◆ AIM: Retype each record below word for word. Leave the pictures out.

Data items:

* * * * * * *

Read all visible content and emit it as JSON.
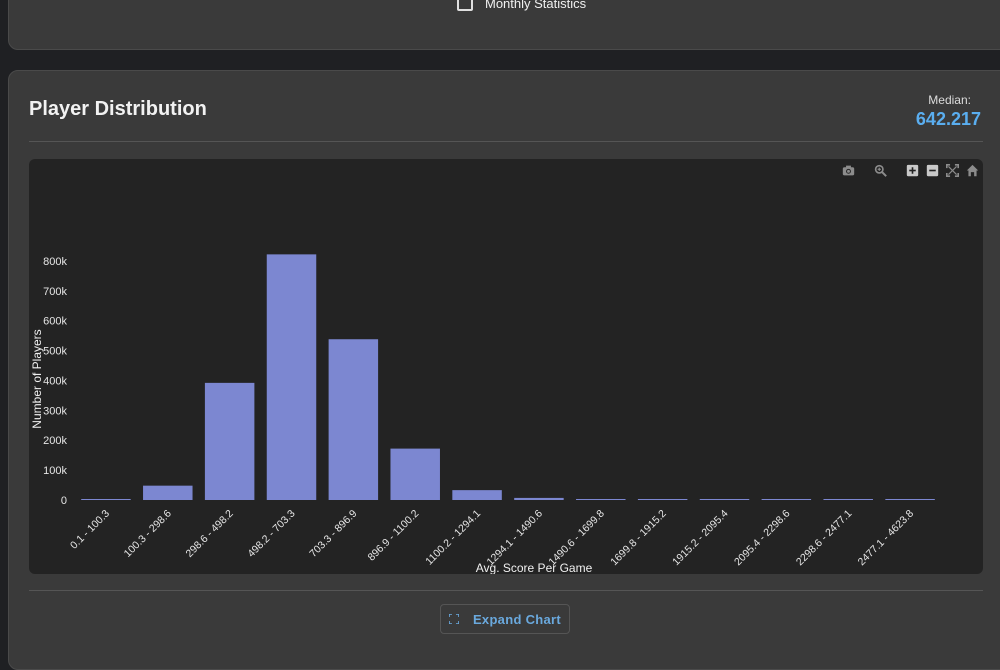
{
  "filters": {
    "monthly_label": "Monthly Statistics"
  },
  "card": {
    "title": "Player Distribution",
    "median_label": "Median:",
    "median_value": "642.217",
    "expand_label": "Expand Chart"
  },
  "colors": {
    "bar": "#7c87d1",
    "accent": "#5aaef0",
    "plot_bg": "#232323"
  },
  "modebar": [
    "camera-icon",
    "zoom-icon",
    "zoom-in-icon",
    "zoom-out-icon",
    "autoscale-icon",
    "home-icon"
  ],
  "chart_data": {
    "type": "bar",
    "title": "",
    "xlabel": "Avg. Score Per Game",
    "ylabel": "Number of Players",
    "categories": [
      "0.1 - 100.3",
      "100.3 - 298.6",
      "298.6 - 498.2",
      "498.2 - 703.3",
      "703.3 - 896.9",
      "896.9 - 1100.2",
      "1100.2 - 1294.1",
      "1294.1 - 1490.6",
      "1490.6 - 1699.8",
      "1699.8 - 1915.2",
      "1915.2 - 2095.4",
      "2095.4 - 2298.6",
      "2298.6 - 2477.1",
      "2477.1 - 4623.8"
    ],
    "values": [
      1000,
      48000,
      392000,
      822000,
      538000,
      172000,
      33000,
      7000,
      1500,
      500,
      300,
      200,
      200,
      100
    ],
    "ylim": [
      0,
      850000
    ],
    "yticks": [
      0,
      100000,
      200000,
      300000,
      400000,
      500000,
      600000,
      700000,
      800000
    ],
    "ytick_labels": [
      "0",
      "100k",
      "200k",
      "300k",
      "400k",
      "500k",
      "600k",
      "700k",
      "800k"
    ],
    "grid": false,
    "legend": "none"
  }
}
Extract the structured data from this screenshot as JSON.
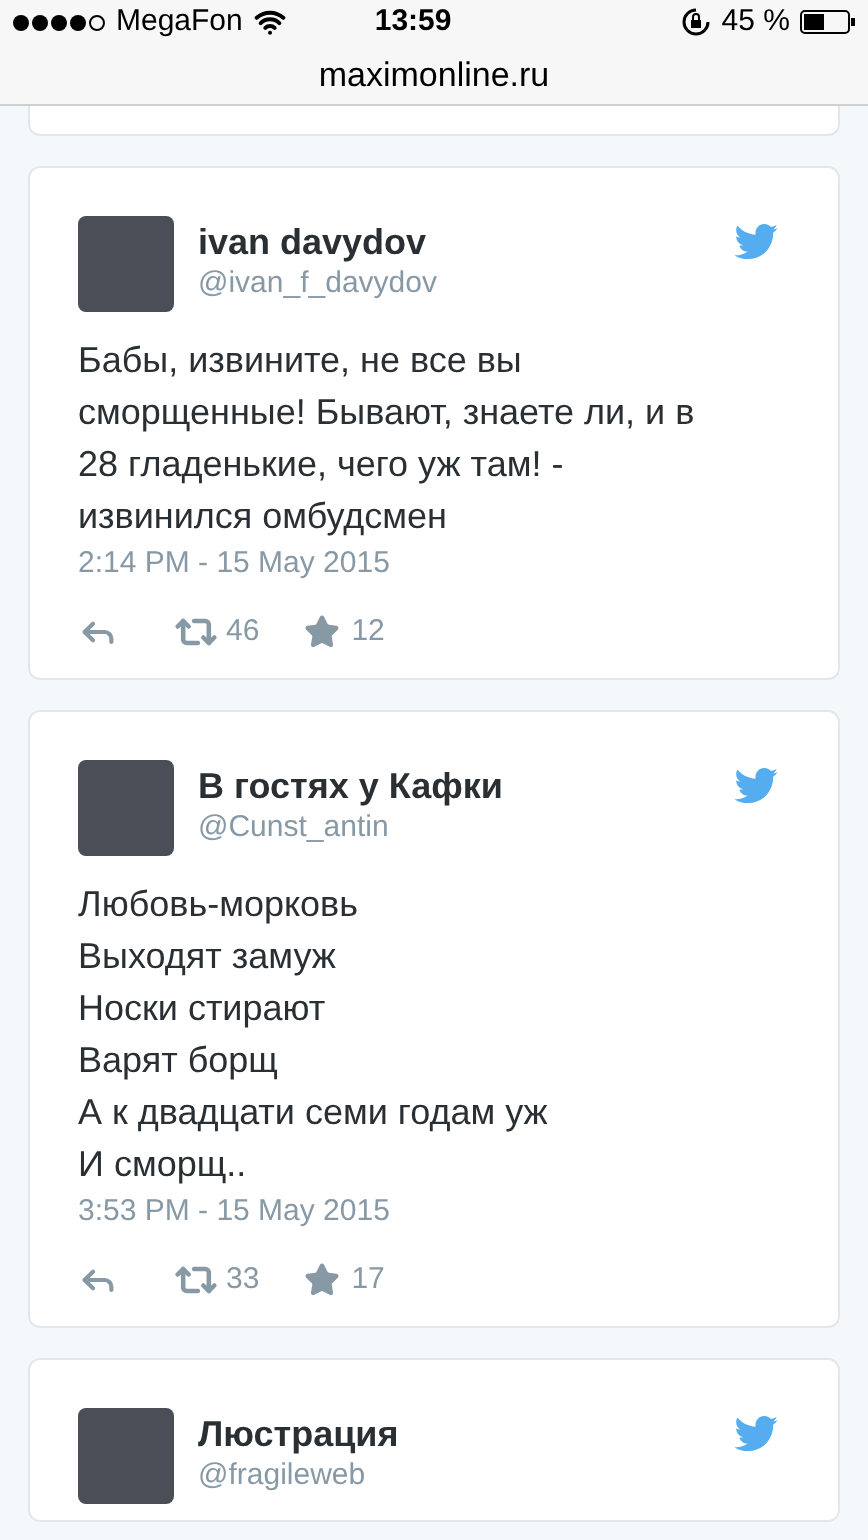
{
  "status_bar": {
    "carrier": "MegaFon",
    "time": "13:59",
    "battery": "45 %"
  },
  "address_bar": {
    "url": "maximonline.ru"
  },
  "tweets": [
    {
      "name": "ivan davydov",
      "handle": "@ivan_f_davydov",
      "text": "Бабы, извините, не все вы сморщенные! Бывают, знаете ли, и в 28 гладенькие, чего уж там! - извинился омбудсмен",
      "date": "2:14 PM - 15 May 2015",
      "retweets": "46",
      "favorites": "12"
    },
    {
      "name": "В гостях у Кафки",
      "handle": "@Cunst_antin",
      "text": "Любовь-морковь\nВыходят замуж\nНоски стирают\nВарят борщ\nА к двадцати семи годам уж\nИ сморщ..",
      "date": "3:53 PM - 15 May 2015",
      "retweets": "33",
      "favorites": "17"
    },
    {
      "name": "Люстрация",
      "handle": "@fragileweb"
    }
  ]
}
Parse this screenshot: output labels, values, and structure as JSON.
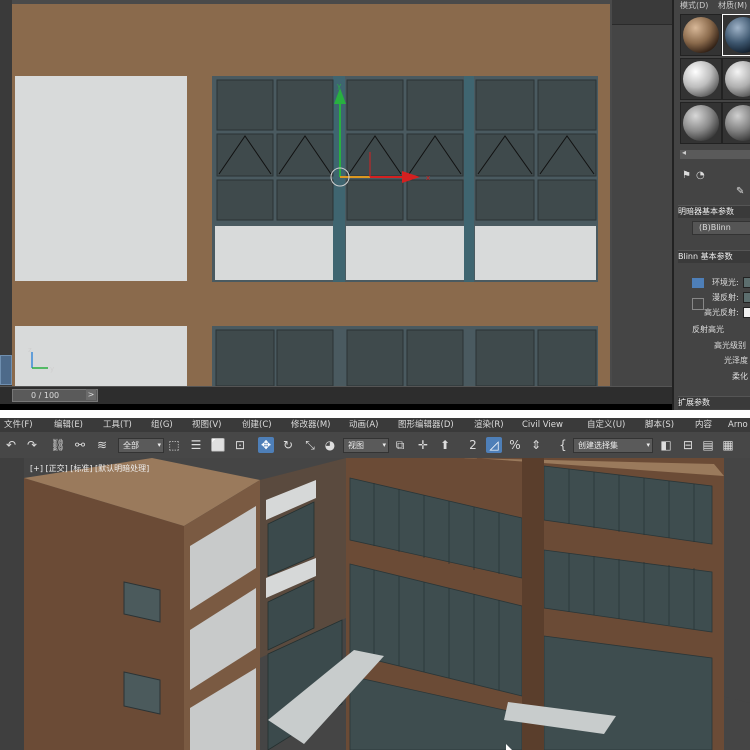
{
  "material_editor": {
    "tabs": [
      "模式(D)",
      "材质(M)"
    ],
    "shader_rollout": "明暗器基本参数",
    "shader": "(B)Blinn",
    "blinn_rollout": "Blinn 基本参数",
    "ambient_label": "环境光:",
    "diffuse_label": "漫反射:",
    "specular_label": "高光反射:",
    "highlights_label": "反射高光",
    "spec_level_label": "高光级别",
    "glossiness_label": "光泽度",
    "soften_label": "柔化",
    "extended_rollout": "扩展参数"
  },
  "timeline": {
    "frame": "0 / 100",
    "arrow": ">"
  },
  "axis": {
    "x": "x",
    "y": "y",
    "z": "z"
  },
  "menu": [
    "文件(F)",
    "编辑(E)",
    "工具(T)",
    "组(G)",
    "视图(V)",
    "创建(C)",
    "修改器(M)",
    "动画(A)",
    "图形编辑器(D)",
    "渲染(R)",
    "Civil View",
    "自定义(U)",
    "脚本(S)",
    "内容",
    "Arno"
  ],
  "toolbar": {
    "selection_filter": "全部",
    "reference_coord": "视图",
    "named_selection": "创建选择集",
    "snap_label": "2",
    "percent_label": "%"
  },
  "viewport_label": "[+] [正交] [标准] [默认明暗处理]",
  "colors": {
    "wall": "#8a6a4c",
    "window_frame": "#4a5a60",
    "glass": "#3f4a4c",
    "panel": "#d8dada",
    "accent": "#4e7fb8"
  }
}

* * * * * * *

◆ RESPONSE FOR THIS EXERCISE:
Read all visible content and emit it as JSON.
{
  "filters": {
    "monthly_label": "Monthly Statistics"
  },
  "card": {
    "title": "Player Distribution",
    "median_label": "Median:",
    "median_value": "642.217",
    "expand_label": "Expand Chart"
  },
  "colors": {
    "bar": "#7c87d1",
    "accent": "#5aaef0",
    "plot_bg": "#232323"
  },
  "modebar": [
    "camera-icon",
    "zoom-icon",
    "zoom-in-icon",
    "zoom-out-icon",
    "autoscale-icon",
    "home-icon"
  ],
  "chart_data": {
    "type": "bar",
    "title": "",
    "xlabel": "Avg. Score Per Game",
    "ylabel": "Number of Players",
    "categories": [
      "0.1 - 100.3",
      "100.3 - 298.6",
      "298.6 - 498.2",
      "498.2 - 703.3",
      "703.3 - 896.9",
      "896.9 - 1100.2",
      "1100.2 - 1294.1",
      "1294.1 - 1490.6",
      "1490.6 - 1699.8",
      "1699.8 - 1915.2",
      "1915.2 - 2095.4",
      "2095.4 - 2298.6",
      "2298.6 - 2477.1",
      "2477.1 - 4623.8"
    ],
    "values": [
      1000,
      48000,
      392000,
      822000,
      538000,
      172000,
      33000,
      7000,
      1500,
      500,
      300,
      200,
      200,
      100
    ],
    "ylim": [
      0,
      850000
    ],
    "yticks": [
      0,
      100000,
      200000,
      300000,
      400000,
      500000,
      600000,
      700000,
      800000
    ],
    "ytick_labels": [
      "0",
      "100k",
      "200k",
      "300k",
      "400k",
      "500k",
      "600k",
      "700k",
      "800k"
    ],
    "grid": false,
    "legend": "none"
  }
}
Extract the structured data from this screenshot as JSON.
{
  "status_bar": {
    "carrier": "MegaFon",
    "time": "13:59",
    "battery": "45 %"
  },
  "address_bar": {
    "url": "maximonline.ru"
  },
  "tweets": [
    {
      "name": "ivan davydov",
      "handle": "@ivan_f_davydov",
      "text": "Бабы, извините, не все вы сморщенные! Бывают, знаете ли, и в 28 гладенькие, чего уж там! - извинился омбудсмен",
      "date": "2:14 PM - 15 May 2015",
      "retweets": "46",
      "favorites": "12"
    },
    {
      "name": "В гостях у Кафки",
      "handle": "@Cunst_antin",
      "text": "Любовь-морковь\nВыходят замуж\nНоски стирают\nВарят борщ\nА к двадцати семи годам уж\nИ сморщ..",
      "date": "3:53 PM - 15 May 2015",
      "retweets": "33",
      "favorites": "17"
    },
    {
      "name": "Люстрация",
      "handle": "@fragileweb"
    }
  ]
}
Parse this screenshot: output labels, values, and structure as JSON.
{
  "material_editor": {
    "tabs": [
      "模式(D)",
      "材质(M)"
    ],
    "shader_rollout": "明暗器基本参数",
    "shader": "(B)Blinn",
    "blinn_rollout": "Blinn 基本参数",
    "ambient_label": "环境光:",
    "diffuse_label": "漫反射:",
    "specular_label": "高光反射:",
    "highlights_label": "反射高光",
    "spec_level_label": "高光级别",
    "glossiness_label": "光泽度",
    "soften_label": "柔化",
    "extended_rollout": "扩展参数"
  },
  "timeline": {
    "frame": "0 / 100",
    "arrow": ">"
  },
  "axis": {
    "x": "x",
    "y": "y",
    "z": "z"
  },
  "menu": [
    "文件(F)",
    "编辑(E)",
    "工具(T)",
    "组(G)",
    "视图(V)",
    "创建(C)",
    "修改器(M)",
    "动画(A)",
    "图形编辑器(D)",
    "渲染(R)",
    "Civil View",
    "自定义(U)",
    "脚本(S)",
    "内容",
    "Arno"
  ],
  "toolbar": {
    "selection_filter": "全部",
    "reference_coord": "视图",
    "named_selection": "创建选择集",
    "snap_label": "2",
    "percent_label": "%"
  },
  "viewport_label": "[+] [正交] [标准] [默认明暗处理]",
  "colors": {
    "wall": "#8a6a4c",
    "window_frame": "#4a5a60",
    "glass": "#3f4a4c",
    "panel": "#d8dada",
    "accent": "#4e7fb8"
  }
}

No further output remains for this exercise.